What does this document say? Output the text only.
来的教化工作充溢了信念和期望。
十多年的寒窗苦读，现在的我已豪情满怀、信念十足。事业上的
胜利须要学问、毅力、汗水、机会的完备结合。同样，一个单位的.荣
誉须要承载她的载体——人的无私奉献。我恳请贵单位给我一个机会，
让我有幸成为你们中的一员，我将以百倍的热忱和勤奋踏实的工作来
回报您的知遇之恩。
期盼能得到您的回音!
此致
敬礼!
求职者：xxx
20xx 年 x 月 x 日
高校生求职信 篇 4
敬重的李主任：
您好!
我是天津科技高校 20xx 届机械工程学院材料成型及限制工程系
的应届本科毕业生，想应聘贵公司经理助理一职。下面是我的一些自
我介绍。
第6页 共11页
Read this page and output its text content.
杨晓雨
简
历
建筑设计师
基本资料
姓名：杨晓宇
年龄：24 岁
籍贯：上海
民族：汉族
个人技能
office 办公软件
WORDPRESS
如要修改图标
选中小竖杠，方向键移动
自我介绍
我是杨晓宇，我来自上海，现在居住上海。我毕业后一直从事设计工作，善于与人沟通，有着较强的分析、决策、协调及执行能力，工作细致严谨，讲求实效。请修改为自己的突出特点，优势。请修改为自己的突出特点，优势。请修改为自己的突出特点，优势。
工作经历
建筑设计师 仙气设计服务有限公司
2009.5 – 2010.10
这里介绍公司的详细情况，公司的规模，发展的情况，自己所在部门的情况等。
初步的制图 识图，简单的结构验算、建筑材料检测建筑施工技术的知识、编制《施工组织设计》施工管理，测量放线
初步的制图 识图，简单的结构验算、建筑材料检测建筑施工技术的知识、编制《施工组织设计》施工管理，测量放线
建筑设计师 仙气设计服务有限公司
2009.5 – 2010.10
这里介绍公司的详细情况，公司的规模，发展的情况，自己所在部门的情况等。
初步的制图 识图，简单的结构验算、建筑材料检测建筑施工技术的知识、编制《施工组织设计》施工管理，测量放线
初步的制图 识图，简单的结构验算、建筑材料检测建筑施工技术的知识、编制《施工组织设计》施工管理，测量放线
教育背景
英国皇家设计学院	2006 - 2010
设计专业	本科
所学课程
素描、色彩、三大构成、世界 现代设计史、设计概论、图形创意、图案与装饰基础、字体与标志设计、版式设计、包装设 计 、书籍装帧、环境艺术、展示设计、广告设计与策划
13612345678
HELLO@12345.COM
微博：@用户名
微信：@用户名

+ + +

#### Task objective:
Would you give the material above again, complete and exact?

#### Full response:
What does this document say? Output the text only.
来的教化工作充溢了信念和期望。
十多年的寒窗苦读，现在的我已豪情满怀、信念十足。事业上的
胜利须要学问、毅力、汗水、机会的完备结合。同样，一个单位的.荣
誉须要承载她的载体——人的无私奉献。我恳请贵单位给我一个机会，
让我有幸成为你们中的一员，我将以百倍的热忱和勤奋踏实的工作来
回报您的知遇之恩。
期盼能得到您的回音!
此致
敬礼!
求职者：xxx
20xx 年 x 月 x 日
高校生求职信 篇 4
敬重的李主任：
您好!
我是天津科技高校 20xx 届机械工程学院材料成型及限制工程系
的应届本科毕业生，想应聘贵公司经理助理一职。下面是我的一些自
我介绍。
第6页 共11页
Read this page and output its text content.
杨晓雨
简
历
建筑设计师
基本资料
姓名：杨晓宇
年龄：24 岁
籍贯：上海
民族：汉族
个人技能
office 办公软件
WORDPRESS
如要修改图标
选中小竖杠，方向键移动
自我介绍
我是杨晓宇，我来自上海，现在居住上海。我毕业后一直从事设计工作，善于与人沟通，有着较强的分析、决策、协调及执行能力，工作细致严谨，讲求实效。请修改为自己的突出特点，优势。请修改为自己的突出特点，优势。请修改为自己的突出特点，优势。
工作经历
建筑设计师 仙气设计服务有限公司
2009.5 – 2010.10
这里介绍公司的详细情况，公司的规模，发展的情况，自己所在部门的情况等。
初步的制图 识图，简单的结构验算、建筑材料检测建筑施工技术的知识、编制《施工组织设计》施工管理，测量放线
初步的制图 识图，简单的结构验算、建筑材料检测建筑施工技术的知识、编制《施工组织设计》施工管理，测量放线
建筑设计师 仙气设计服务有限公司
2009.5 – 2010.10
这里介绍公司的详细情况，公司的规模，发展的情况，自己所在部门的情况等。
初步的制图 识图，简单的结构验算、建筑材料检测建筑施工技术的知识、编制《施工组织设计》施工管理，测量放线
初步的制图 识图，简单的结构验算、建筑材料检测建筑施工技术的知识、编制《施工组织设计》施工管理，测量放线
教育背景
英国皇家设计学院	2006 - 2010
设计专业	本科
所学课程
素描、色彩、三大构成、世界 现代设计史、设计概论、图形创意、图案与装饰基础、字体与标志设计、版式设计、包装设 计 、书籍装帧、环境艺术、展示设计、广告设计与策划
13612345678
HELLO@12345.COM
微博：@用户名
微信：@用户名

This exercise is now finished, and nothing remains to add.